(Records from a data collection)
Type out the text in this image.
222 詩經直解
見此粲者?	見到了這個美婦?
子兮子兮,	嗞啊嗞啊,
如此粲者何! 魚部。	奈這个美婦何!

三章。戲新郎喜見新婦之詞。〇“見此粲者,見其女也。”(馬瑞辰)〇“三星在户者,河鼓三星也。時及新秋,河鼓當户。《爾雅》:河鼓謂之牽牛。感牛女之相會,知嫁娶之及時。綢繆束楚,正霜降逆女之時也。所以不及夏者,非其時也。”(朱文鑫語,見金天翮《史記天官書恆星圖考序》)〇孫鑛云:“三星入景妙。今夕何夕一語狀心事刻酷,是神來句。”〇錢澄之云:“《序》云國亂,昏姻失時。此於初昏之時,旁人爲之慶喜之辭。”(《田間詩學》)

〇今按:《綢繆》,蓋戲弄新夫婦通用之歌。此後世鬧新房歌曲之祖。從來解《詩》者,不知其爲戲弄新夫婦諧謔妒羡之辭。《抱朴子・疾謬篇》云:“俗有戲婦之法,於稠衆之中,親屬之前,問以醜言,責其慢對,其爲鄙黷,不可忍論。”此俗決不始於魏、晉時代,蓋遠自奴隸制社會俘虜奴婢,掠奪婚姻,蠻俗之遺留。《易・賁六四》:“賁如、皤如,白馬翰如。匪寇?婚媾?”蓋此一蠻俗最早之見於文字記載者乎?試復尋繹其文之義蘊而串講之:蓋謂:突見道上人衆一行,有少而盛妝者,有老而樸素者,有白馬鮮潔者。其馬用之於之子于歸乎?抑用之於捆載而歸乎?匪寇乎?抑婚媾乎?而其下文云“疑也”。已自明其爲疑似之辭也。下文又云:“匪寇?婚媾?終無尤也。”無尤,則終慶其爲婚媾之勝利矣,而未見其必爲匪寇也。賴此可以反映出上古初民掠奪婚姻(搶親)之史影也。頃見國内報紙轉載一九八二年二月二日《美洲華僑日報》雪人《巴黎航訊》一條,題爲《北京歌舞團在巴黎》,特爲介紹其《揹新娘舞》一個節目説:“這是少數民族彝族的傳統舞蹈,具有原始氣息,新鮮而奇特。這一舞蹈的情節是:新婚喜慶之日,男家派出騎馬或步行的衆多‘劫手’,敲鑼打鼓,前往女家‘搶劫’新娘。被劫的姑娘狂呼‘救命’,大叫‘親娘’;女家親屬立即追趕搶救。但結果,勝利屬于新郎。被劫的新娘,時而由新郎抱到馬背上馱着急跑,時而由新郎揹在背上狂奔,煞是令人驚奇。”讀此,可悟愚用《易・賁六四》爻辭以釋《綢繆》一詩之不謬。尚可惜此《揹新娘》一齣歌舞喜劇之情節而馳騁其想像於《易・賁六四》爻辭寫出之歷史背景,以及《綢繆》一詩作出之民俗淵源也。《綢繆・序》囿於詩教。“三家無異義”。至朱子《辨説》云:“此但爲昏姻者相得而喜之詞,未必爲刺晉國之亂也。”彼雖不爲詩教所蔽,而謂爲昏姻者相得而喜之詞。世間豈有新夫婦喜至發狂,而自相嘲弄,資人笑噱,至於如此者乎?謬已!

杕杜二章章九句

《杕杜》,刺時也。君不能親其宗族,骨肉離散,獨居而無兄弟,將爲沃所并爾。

Request:
Copy every line of the listing that includes the string "見此粲者".

Task response:
見此粲者?	見到了這個美婦?
三章。戲新郎喜見新婦之詞。〇“見此粲者,見其女也。”(馬瑞辰)〇“三星在户者,河鼓三星也。時及新秋,河鼓當户。《爾雅》:河鼓謂之牽牛。感牛女之相會,知嫁娶之及時。綢繆束楚,正霜降逆女之時也。所以不及夏者,非其時也。”(朱文鑫語,見金天翮《史記天官書恆星圖考序》)〇孫鑛云:“三星入景妙。今夕何夕一語狀心事刻酷,是神來句。”〇錢澄之云:“《序》云國亂,昏姻失時。此於初昏之時,旁人爲之慶喜之辭。”(《田間詩學》)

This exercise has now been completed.